====== Input data ======

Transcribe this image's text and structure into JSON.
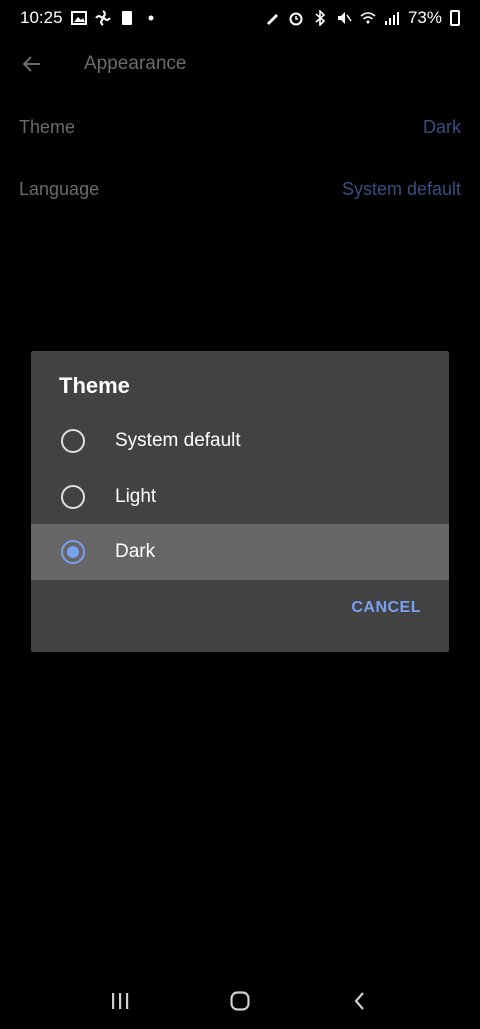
{
  "status_bar": {
    "time": "10:25",
    "battery": "73%"
  },
  "app_bar": {
    "title": "Appearance"
  },
  "settings": [
    {
      "label": "Theme",
      "value": "Dark"
    },
    {
      "label": "Language",
      "value": "System default"
    }
  ],
  "dialog": {
    "title": "Theme",
    "options": [
      {
        "label": "System default",
        "selected": false
      },
      {
        "label": "Light",
        "selected": false
      },
      {
        "label": "Dark",
        "selected": true
      }
    ],
    "cancel_label": "CANCEL"
  },
  "colors": {
    "accent": "#7aa0f0",
    "dialog_bg": "#424242",
    "selected_row": "#666666",
    "background": "#000000"
  },
  "icons": {
    "back": "arrow-left-icon",
    "nav_recents": "recents-icon",
    "nav_home": "home-icon",
    "nav_back": "chevron-left-icon"
  }
}
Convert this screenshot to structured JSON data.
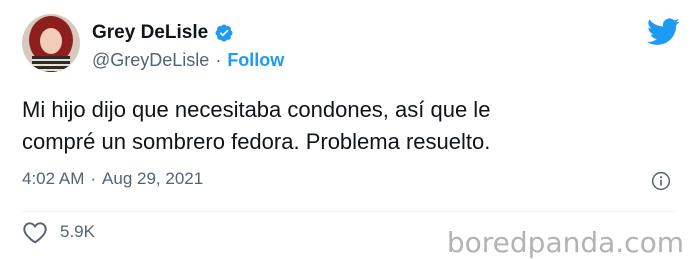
{
  "author": {
    "name": "Grey DeLisle",
    "handle": "@GreyDeLisle",
    "separator": "·",
    "follow_label": "Follow",
    "verified": true
  },
  "tweet": {
    "text": "Mi hijo dijo que necesitaba condones, así que le\ncompré un sombrero fedora. Problema resuelto.",
    "time": "4:02 AM",
    "separator": "·",
    "date": "Aug 29, 2021"
  },
  "engagement": {
    "likes": "5.9K"
  },
  "watermark": "boredpanda.com",
  "icons": {
    "brand": "twitter-bird-icon",
    "verified": "verified-badge-icon",
    "info": "info-icon",
    "like": "heart-icon"
  },
  "colors": {
    "accent": "#1d9bf0",
    "text": "#0f1419",
    "muted": "#536471"
  }
}
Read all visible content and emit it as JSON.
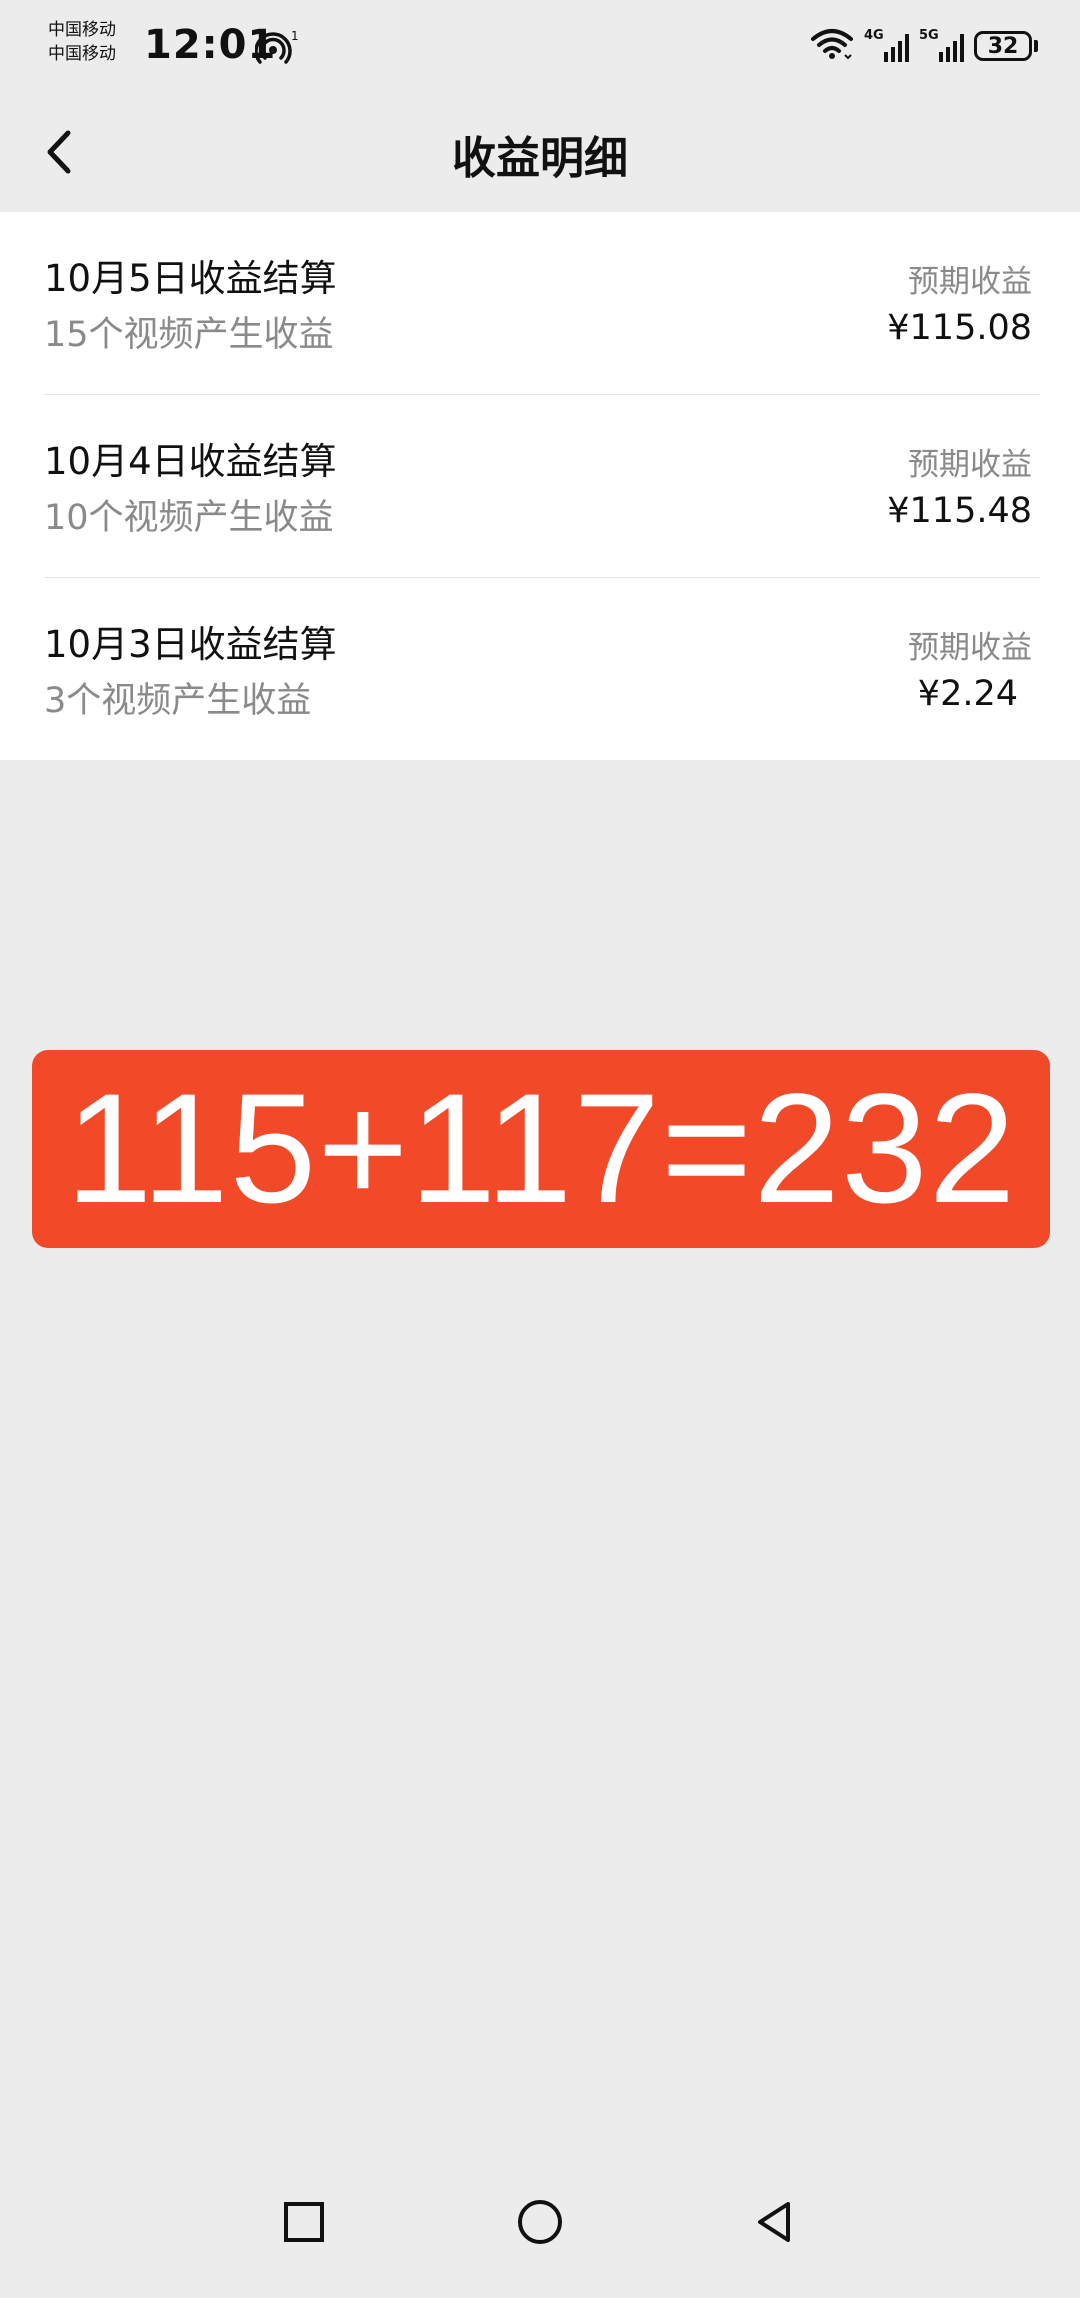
{
  "status_bar": {
    "carrier_1": "中国移动",
    "carrier_2": "中国移动",
    "time": "12:01",
    "hotspot_badge": "1",
    "sim1_network": "4G",
    "sim2_network": "5G",
    "battery_level": "32"
  },
  "header": {
    "title": "收益明细"
  },
  "earnings": [
    {
      "title": "10月5日收益结算",
      "subtitle": "15个视频产生收益",
      "label": "预期收益",
      "amount": "¥115.08"
    },
    {
      "title": "10月4日收益结算",
      "subtitle": "10个视频产生收益",
      "label": "预期收益",
      "amount": "¥115.48"
    },
    {
      "title": "10月3日收益结算",
      "subtitle": "3个视频产生收益",
      "label": "预期收益",
      "amount": "¥2.24"
    }
  ],
  "banner": {
    "text": "115+117=232",
    "color": "#f24a28"
  },
  "icons": {
    "back": "chevron-left-icon",
    "recent": "square-icon",
    "home": "circle-icon",
    "back_nav": "triangle-left-icon"
  }
}
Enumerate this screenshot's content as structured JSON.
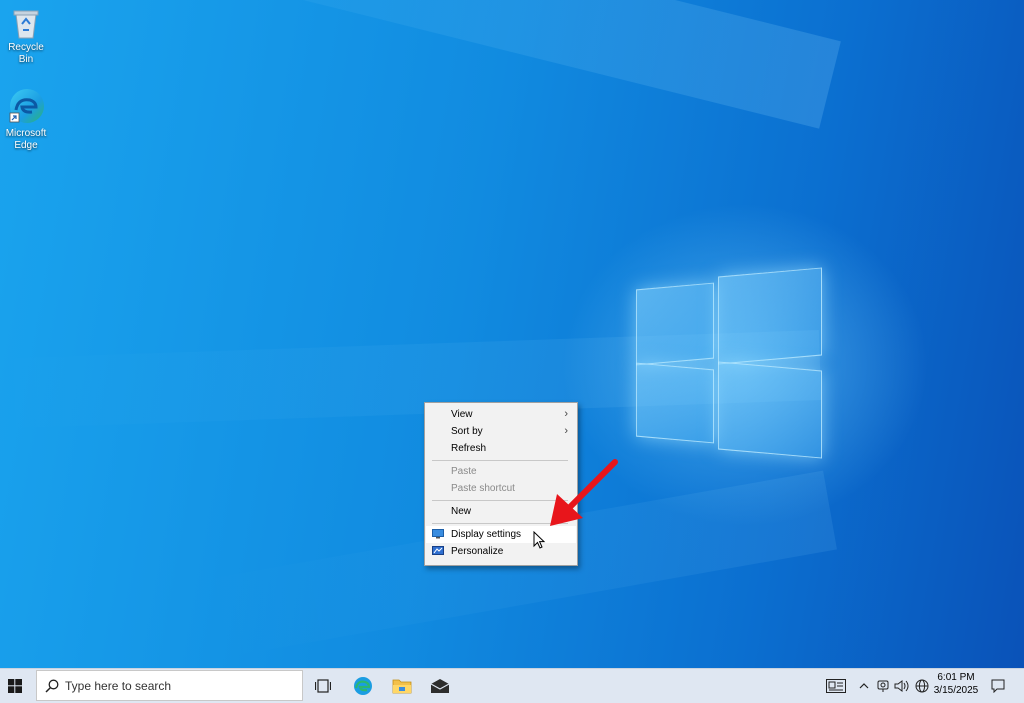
{
  "desktop": {
    "icons": [
      {
        "label": "Recycle Bin",
        "icon": "recycle-bin-icon"
      },
      {
        "label": "Microsoft Edge",
        "icon": "edge-icon"
      }
    ]
  },
  "context_menu": {
    "items": [
      {
        "label": "View",
        "has_submenu": true,
        "enabled": true
      },
      {
        "label": "Sort by",
        "has_submenu": true,
        "enabled": true
      },
      {
        "label": "Refresh",
        "enabled": true
      },
      {
        "label": "Paste",
        "enabled": false
      },
      {
        "label": "Paste shortcut",
        "enabled": false
      },
      {
        "label": "New",
        "enabled": true
      },
      {
        "label": "Display settings",
        "enabled": true,
        "icon": "display-icon",
        "highlighted": true
      },
      {
        "label": "Personalize",
        "enabled": true,
        "icon": "personalize-icon"
      }
    ],
    "submenu_glyph": "›"
  },
  "taskbar": {
    "search_placeholder": "Type here to search",
    "pinned": [
      "task-view-icon",
      "edge-icon",
      "file-explorer-icon",
      "mail-icon"
    ],
    "tray_icons": [
      "news-widget-icon",
      "chevron-up-icon",
      "meet-now-icon",
      "volume-icon",
      "network-icon"
    ],
    "clock": {
      "time": "6:01 PM",
      "date": "3/15/2025"
    },
    "notification_icon": "action-center-icon"
  },
  "colors": {
    "annotation_arrow": "#e8151b",
    "accent": "#0078d7"
  }
}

======

In the entries above, find every line with the word "content" and list it.

▶ [Result of this exercise]
Read all visible content and emit it as JSON.
Enumerate this screenshot's content as structured JSON.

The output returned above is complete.